>>>
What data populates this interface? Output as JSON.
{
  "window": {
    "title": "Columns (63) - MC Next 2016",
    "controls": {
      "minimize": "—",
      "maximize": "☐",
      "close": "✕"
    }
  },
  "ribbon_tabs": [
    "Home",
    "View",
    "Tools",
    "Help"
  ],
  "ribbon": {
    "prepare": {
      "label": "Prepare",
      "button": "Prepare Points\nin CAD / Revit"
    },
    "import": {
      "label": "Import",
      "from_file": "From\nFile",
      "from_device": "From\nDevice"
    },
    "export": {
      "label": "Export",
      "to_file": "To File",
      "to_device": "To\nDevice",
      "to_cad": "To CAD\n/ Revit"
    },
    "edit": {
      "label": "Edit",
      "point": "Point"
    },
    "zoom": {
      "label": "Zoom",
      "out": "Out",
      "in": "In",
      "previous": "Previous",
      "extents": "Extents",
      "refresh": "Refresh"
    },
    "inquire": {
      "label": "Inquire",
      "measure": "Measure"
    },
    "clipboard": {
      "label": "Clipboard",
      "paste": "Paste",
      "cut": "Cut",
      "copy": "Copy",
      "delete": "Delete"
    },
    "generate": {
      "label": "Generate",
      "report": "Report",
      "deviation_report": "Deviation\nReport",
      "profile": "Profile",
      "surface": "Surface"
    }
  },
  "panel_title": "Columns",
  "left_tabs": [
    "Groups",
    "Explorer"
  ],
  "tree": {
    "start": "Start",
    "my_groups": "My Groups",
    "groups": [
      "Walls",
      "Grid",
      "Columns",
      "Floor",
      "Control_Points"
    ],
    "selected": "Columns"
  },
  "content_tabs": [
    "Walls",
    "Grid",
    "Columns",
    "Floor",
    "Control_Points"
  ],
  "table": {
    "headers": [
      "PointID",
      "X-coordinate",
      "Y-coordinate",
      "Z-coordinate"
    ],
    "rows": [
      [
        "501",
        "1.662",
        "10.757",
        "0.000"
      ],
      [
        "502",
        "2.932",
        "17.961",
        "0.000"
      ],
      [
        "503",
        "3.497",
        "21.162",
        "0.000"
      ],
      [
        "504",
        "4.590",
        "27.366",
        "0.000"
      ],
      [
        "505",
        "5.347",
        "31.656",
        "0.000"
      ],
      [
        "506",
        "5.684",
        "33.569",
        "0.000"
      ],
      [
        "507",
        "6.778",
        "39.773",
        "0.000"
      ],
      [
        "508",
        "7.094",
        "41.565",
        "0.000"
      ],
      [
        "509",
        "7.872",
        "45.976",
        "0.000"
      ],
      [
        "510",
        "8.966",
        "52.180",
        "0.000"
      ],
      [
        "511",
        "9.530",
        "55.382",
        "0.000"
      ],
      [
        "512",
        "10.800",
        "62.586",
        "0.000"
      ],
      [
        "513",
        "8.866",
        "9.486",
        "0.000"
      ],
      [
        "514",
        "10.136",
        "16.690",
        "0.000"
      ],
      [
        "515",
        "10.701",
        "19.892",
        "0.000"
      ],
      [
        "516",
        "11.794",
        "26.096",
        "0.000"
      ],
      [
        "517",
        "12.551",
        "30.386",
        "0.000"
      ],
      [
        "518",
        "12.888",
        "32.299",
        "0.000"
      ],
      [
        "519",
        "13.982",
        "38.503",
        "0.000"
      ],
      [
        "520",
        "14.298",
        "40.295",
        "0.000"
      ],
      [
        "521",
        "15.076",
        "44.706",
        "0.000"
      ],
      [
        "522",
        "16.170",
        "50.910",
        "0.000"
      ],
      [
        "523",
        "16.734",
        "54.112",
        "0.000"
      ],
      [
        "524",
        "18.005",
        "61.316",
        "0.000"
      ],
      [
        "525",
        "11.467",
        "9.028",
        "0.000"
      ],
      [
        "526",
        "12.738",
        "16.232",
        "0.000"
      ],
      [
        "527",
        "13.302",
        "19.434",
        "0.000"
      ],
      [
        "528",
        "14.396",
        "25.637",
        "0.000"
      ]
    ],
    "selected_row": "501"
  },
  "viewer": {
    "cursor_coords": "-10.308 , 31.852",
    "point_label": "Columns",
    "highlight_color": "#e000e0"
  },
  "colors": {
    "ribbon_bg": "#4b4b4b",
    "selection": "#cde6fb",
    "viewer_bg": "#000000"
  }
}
<<<
Return each line of the records above exactly as it reads.

> _Response to this exercise_:
What data populates this interface? Output as JSON.
{
  "window": {
    "title": "Columns (63) - MC Next 2016",
    "controls": {
      "minimize": "—",
      "maximize": "☐",
      "close": "✕"
    }
  },
  "ribbon_tabs": [
    "Home",
    "View",
    "Tools",
    "Help"
  ],
  "ribbon": {
    "prepare": {
      "label": "Prepare",
      "button": "Prepare Points\nin CAD / Revit"
    },
    "import": {
      "label": "Import",
      "from_file": "From\nFile",
      "from_device": "From\nDevice"
    },
    "export": {
      "label": "Export",
      "to_file": "To File",
      "to_device": "To\nDevice",
      "to_cad": "To CAD\n/ Revit"
    },
    "edit": {
      "label": "Edit",
      "point": "Point"
    },
    "zoom": {
      "label": "Zoom",
      "out": "Out",
      "in": "In",
      "previous": "Previous",
      "extents": "Extents",
      "refresh": "Refresh"
    },
    "inquire": {
      "label": "Inquire",
      "measure": "Measure"
    },
    "clipboard": {
      "label": "Clipboard",
      "paste": "Paste",
      "cut": "Cut",
      "copy": "Copy",
      "delete": "Delete"
    },
    "generate": {
      "label": "Generate",
      "report": "Report",
      "deviation_report": "Deviation\nReport",
      "profile": "Profile",
      "surface": "Surface"
    }
  },
  "panel_title": "Columns",
  "left_tabs": [
    "Groups",
    "Explorer"
  ],
  "tree": {
    "start": "Start",
    "my_groups": "My Groups",
    "groups": [
      "Walls",
      "Grid",
      "Columns",
      "Floor",
      "Control_Points"
    ],
    "selected": "Columns"
  },
  "content_tabs": [
    "Walls",
    "Grid",
    "Columns",
    "Floor",
    "Control_Points"
  ],
  "table": {
    "headers": [
      "PointID",
      "X-coordinate",
      "Y-coordinate",
      "Z-coordinate"
    ],
    "rows": [
      [
        "501",
        "1.662",
        "10.757",
        "0.000"
      ],
      [
        "502",
        "2.932",
        "17.961",
        "0.000"
      ],
      [
        "503",
        "3.497",
        "21.162",
        "0.000"
      ],
      [
        "504",
        "4.590",
        "27.366",
        "0.000"
      ],
      [
        "505",
        "5.347",
        "31.656",
        "0.000"
      ],
      [
        "506",
        "5.684",
        "33.569",
        "0.000"
      ],
      [
        "507",
        "6.778",
        "39.773",
        "0.000"
      ],
      [
        "508",
        "7.094",
        "41.565",
        "0.000"
      ],
      [
        "509",
        "7.872",
        "45.976",
        "0.000"
      ],
      [
        "510",
        "8.966",
        "52.180",
        "0.000"
      ],
      [
        "511",
        "9.530",
        "55.382",
        "0.000"
      ],
      [
        "512",
        "10.800",
        "62.586",
        "0.000"
      ],
      [
        "513",
        "8.866",
        "9.486",
        "0.000"
      ],
      [
        "514",
        "10.136",
        "16.690",
        "0.000"
      ],
      [
        "515",
        "10.701",
        "19.892",
        "0.000"
      ],
      [
        "516",
        "11.794",
        "26.096",
        "0.000"
      ],
      [
        "517",
        "12.551",
        "30.386",
        "0.000"
      ],
      [
        "518",
        "12.888",
        "32.299",
        "0.000"
      ],
      [
        "519",
        "13.982",
        "38.503",
        "0.000"
      ],
      [
        "520",
        "14.298",
        "40.295",
        "0.000"
      ],
      [
        "521",
        "15.076",
        "44.706",
        "0.000"
      ],
      [
        "522",
        "16.170",
        "50.910",
        "0.000"
      ],
      [
        "523",
        "16.734",
        "54.112",
        "0.000"
      ],
      [
        "524",
        "18.005",
        "61.316",
        "0.000"
      ],
      [
        "525",
        "11.467",
        "9.028",
        "0.000"
      ],
      [
        "526",
        "12.738",
        "16.232",
        "0.000"
      ],
      [
        "527",
        "13.302",
        "19.434",
        "0.000"
      ],
      [
        "528",
        "14.396",
        "25.637",
        "0.000"
      ]
    ],
    "selected_row": "501"
  },
  "viewer": {
    "cursor_coords": "-10.308 , 31.852",
    "point_label": "Columns",
    "highlight_color": "#e000e0"
  },
  "colors": {
    "ribbon_bg": "#4b4b4b",
    "selection": "#cde6fb",
    "viewer_bg": "#000000"
  }
}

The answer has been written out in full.